# Exercise brief
Only a number is wanted here: how many lines in the records below contain the string "this".

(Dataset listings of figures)
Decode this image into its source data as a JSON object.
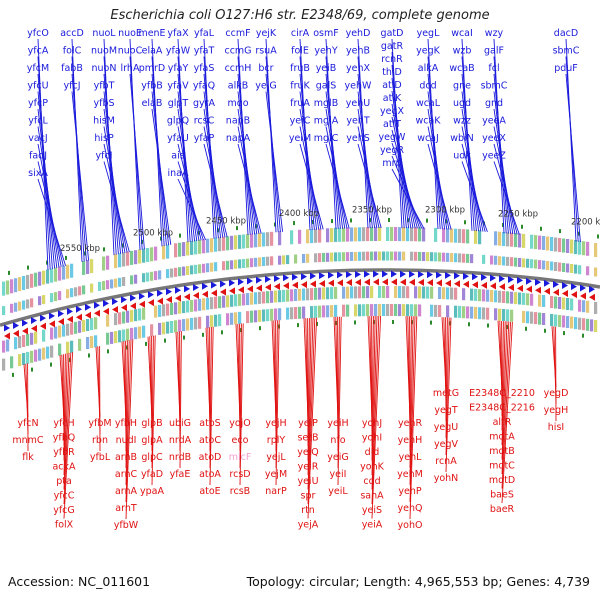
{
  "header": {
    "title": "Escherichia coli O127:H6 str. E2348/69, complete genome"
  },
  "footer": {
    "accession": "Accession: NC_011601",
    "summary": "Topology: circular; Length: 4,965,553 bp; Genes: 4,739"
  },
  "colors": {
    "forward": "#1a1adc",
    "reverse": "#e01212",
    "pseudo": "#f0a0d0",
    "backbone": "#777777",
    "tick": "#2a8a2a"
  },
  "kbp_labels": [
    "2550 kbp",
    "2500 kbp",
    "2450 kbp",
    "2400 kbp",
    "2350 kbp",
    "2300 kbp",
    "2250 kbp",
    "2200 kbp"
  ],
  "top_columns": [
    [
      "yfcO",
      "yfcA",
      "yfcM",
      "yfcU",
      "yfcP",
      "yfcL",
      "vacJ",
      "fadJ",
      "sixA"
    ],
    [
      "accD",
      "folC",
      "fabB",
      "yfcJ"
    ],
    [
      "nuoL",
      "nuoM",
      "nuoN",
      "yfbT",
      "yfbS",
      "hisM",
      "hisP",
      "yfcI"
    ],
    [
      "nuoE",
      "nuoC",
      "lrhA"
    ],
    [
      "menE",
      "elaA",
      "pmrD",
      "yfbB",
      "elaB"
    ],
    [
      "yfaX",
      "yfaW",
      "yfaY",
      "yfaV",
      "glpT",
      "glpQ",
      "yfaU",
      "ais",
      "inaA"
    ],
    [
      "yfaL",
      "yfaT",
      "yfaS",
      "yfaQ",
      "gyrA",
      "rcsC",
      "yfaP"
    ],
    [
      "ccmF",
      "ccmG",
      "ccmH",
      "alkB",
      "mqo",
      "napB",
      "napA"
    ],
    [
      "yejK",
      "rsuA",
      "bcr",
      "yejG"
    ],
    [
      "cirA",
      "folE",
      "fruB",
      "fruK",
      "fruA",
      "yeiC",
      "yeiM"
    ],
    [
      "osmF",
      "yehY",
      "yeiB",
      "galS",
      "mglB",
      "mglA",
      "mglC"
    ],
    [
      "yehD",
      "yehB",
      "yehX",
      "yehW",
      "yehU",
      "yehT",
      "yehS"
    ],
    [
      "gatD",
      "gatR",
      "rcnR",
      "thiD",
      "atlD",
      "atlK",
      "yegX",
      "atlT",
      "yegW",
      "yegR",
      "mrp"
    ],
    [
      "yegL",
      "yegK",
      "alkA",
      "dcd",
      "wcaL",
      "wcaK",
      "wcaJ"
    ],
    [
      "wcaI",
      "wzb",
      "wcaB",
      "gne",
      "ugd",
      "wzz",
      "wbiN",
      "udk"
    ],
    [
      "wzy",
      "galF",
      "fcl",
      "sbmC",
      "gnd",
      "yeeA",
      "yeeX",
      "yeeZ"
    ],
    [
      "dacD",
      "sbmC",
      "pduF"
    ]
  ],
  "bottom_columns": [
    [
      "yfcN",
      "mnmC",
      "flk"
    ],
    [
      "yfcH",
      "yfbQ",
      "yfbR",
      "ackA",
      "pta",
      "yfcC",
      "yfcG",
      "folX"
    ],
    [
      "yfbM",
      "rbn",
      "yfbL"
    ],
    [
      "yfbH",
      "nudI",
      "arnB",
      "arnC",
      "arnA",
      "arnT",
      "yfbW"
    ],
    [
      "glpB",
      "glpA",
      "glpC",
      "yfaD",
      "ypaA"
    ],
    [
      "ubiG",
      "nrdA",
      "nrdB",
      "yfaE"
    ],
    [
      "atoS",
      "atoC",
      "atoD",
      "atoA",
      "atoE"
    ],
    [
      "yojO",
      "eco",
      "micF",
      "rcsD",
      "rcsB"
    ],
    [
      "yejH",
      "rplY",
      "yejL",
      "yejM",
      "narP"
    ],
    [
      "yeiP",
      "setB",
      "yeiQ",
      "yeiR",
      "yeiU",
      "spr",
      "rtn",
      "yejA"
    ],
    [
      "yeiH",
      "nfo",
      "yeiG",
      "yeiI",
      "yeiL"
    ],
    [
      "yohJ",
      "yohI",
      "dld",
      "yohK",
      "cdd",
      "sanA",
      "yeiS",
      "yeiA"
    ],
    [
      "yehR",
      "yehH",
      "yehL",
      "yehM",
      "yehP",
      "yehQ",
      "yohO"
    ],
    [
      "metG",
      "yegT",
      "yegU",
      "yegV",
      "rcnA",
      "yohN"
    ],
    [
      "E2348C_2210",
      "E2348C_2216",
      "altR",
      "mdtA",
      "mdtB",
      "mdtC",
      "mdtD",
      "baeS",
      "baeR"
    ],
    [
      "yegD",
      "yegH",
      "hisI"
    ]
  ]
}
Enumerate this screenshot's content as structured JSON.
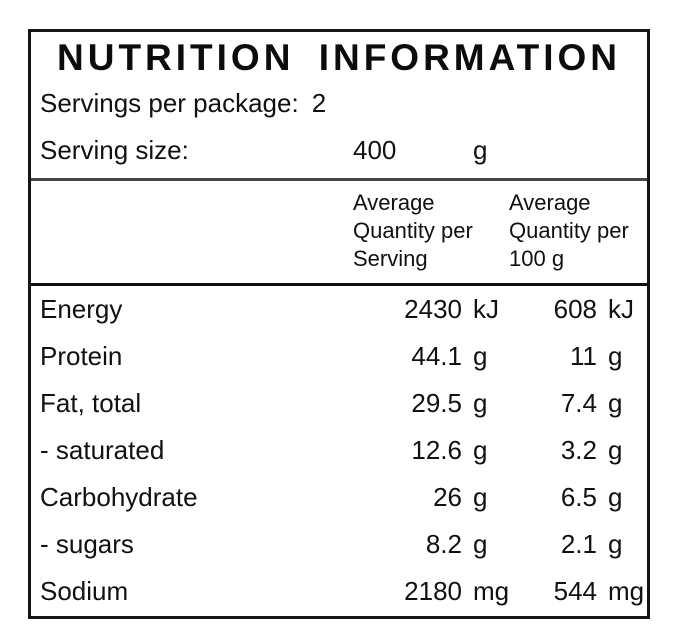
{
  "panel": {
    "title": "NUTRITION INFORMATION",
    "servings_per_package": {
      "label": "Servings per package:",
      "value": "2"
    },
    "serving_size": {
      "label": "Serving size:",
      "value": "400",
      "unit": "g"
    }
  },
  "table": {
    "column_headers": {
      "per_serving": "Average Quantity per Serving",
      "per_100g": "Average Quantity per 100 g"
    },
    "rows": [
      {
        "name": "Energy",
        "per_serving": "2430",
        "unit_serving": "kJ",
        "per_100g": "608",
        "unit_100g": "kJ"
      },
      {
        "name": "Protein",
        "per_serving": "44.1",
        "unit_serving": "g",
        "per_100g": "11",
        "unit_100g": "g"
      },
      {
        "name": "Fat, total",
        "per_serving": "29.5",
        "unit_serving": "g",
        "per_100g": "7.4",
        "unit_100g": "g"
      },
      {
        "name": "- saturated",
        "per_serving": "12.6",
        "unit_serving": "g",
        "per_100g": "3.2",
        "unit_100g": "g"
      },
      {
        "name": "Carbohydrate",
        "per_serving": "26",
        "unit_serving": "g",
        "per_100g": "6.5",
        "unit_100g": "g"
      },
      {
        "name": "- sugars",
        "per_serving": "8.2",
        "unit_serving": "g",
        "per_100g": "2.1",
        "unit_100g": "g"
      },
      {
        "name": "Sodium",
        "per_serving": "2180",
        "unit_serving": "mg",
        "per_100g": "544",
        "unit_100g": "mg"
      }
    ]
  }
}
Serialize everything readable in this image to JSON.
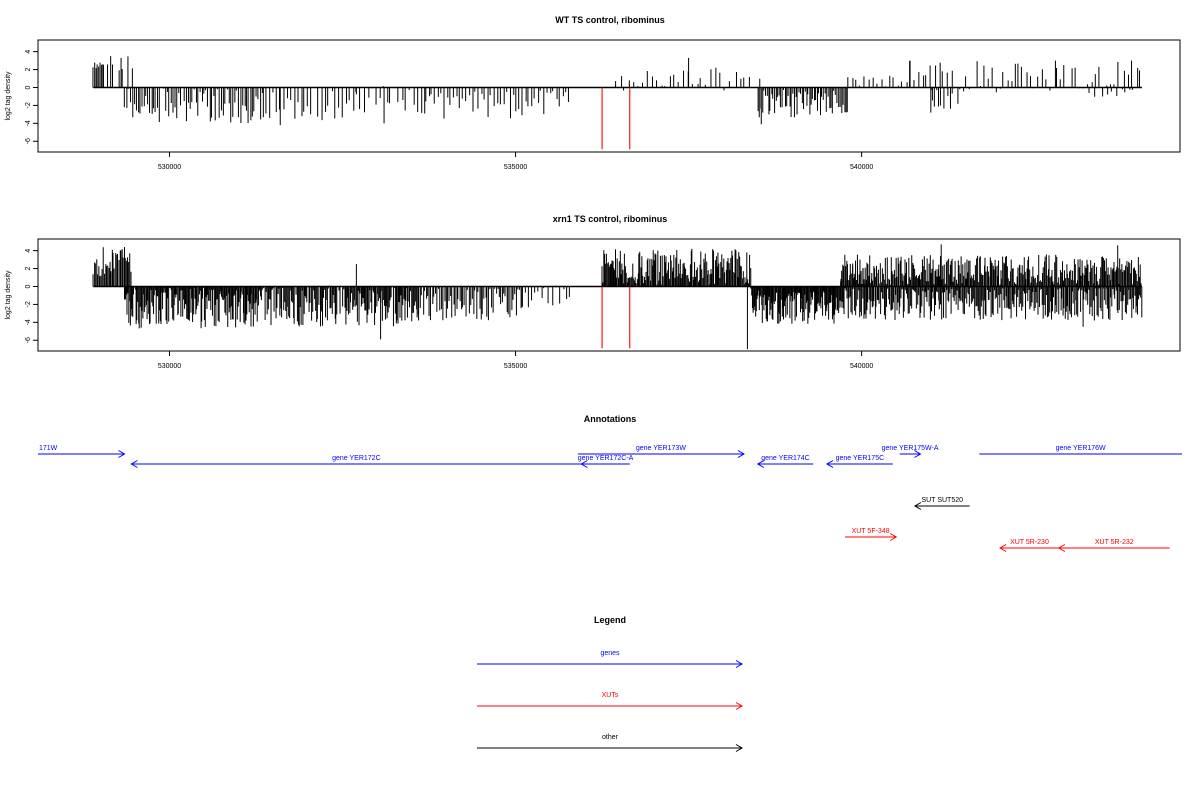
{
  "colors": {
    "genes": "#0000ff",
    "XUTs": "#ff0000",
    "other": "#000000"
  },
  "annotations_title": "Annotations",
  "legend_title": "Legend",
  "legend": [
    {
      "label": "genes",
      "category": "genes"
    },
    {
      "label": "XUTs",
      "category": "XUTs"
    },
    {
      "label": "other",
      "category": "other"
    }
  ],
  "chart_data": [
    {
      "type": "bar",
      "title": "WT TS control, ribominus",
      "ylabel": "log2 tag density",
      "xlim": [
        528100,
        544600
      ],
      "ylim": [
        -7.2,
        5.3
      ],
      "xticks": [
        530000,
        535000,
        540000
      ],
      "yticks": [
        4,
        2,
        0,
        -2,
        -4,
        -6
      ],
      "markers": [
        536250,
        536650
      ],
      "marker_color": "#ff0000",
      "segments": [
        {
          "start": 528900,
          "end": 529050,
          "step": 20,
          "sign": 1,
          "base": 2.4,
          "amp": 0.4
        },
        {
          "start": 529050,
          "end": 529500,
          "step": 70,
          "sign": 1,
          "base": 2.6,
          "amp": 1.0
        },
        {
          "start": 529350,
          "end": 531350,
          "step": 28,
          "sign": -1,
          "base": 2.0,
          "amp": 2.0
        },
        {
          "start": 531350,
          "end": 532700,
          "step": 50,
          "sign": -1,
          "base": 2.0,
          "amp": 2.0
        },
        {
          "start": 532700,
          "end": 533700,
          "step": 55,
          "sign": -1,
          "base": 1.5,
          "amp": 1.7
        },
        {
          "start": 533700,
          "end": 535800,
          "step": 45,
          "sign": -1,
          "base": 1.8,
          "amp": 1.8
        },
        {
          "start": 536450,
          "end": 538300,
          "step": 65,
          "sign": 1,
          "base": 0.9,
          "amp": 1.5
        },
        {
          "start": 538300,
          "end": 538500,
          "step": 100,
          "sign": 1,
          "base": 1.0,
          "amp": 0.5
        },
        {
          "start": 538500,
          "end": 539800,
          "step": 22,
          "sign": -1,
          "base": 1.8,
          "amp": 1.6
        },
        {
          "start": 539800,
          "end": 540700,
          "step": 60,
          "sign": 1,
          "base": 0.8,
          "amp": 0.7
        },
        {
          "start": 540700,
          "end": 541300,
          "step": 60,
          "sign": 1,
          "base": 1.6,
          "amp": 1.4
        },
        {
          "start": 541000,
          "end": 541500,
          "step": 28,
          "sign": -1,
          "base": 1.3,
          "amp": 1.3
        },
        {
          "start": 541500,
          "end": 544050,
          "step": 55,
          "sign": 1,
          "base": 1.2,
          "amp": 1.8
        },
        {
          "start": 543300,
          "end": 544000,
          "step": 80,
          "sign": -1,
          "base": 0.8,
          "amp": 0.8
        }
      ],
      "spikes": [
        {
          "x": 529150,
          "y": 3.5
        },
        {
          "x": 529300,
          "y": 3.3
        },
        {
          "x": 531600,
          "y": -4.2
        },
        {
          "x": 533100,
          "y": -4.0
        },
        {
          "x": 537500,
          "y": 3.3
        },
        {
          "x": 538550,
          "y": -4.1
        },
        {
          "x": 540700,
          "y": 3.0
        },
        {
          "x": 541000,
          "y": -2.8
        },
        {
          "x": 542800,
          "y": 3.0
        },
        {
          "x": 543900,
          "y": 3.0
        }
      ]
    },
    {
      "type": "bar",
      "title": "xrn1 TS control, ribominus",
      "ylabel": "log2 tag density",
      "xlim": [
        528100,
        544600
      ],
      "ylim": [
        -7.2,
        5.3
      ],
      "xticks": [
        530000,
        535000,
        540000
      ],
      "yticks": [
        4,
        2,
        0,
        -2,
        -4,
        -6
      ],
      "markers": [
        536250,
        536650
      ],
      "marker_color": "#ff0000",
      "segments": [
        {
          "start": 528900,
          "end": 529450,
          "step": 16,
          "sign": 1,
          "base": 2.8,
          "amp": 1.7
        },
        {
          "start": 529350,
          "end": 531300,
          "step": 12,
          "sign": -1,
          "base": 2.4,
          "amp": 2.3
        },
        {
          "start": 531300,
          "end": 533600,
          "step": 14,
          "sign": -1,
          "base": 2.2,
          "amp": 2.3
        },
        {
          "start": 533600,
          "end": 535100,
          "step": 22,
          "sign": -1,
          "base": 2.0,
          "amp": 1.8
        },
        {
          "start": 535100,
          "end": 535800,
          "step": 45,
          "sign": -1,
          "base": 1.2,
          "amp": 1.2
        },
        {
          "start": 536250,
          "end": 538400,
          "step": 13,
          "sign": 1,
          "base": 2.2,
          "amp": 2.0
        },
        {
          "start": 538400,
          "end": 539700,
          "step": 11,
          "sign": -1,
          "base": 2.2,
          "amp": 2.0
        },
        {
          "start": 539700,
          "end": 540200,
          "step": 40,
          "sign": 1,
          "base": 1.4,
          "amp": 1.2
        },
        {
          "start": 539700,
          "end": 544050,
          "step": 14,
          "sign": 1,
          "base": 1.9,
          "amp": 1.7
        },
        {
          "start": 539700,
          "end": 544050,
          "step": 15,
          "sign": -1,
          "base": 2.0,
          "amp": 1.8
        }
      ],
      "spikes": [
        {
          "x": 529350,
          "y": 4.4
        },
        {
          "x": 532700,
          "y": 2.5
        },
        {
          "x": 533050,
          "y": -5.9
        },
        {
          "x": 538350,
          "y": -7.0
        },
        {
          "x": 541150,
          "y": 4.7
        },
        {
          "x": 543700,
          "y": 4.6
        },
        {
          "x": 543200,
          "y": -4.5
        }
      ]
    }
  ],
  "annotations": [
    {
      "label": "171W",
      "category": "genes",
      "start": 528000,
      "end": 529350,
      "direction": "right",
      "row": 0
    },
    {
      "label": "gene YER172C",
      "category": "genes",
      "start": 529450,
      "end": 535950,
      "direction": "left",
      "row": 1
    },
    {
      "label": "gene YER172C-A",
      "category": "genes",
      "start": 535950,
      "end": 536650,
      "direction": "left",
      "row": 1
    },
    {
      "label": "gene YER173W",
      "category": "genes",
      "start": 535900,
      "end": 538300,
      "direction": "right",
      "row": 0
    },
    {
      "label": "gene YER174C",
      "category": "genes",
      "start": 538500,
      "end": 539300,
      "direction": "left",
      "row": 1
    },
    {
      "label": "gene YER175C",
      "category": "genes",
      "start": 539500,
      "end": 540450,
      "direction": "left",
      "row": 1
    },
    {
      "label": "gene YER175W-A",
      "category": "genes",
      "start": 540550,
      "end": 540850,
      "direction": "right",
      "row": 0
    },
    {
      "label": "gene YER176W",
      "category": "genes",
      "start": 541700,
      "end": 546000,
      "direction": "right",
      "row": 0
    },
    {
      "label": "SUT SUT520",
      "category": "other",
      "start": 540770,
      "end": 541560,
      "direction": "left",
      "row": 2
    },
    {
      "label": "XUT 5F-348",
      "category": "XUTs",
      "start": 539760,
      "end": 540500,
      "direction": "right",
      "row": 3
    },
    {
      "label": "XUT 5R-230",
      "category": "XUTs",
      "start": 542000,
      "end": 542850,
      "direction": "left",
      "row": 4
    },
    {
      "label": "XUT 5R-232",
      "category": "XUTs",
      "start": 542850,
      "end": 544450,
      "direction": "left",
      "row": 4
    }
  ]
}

# Answer box
3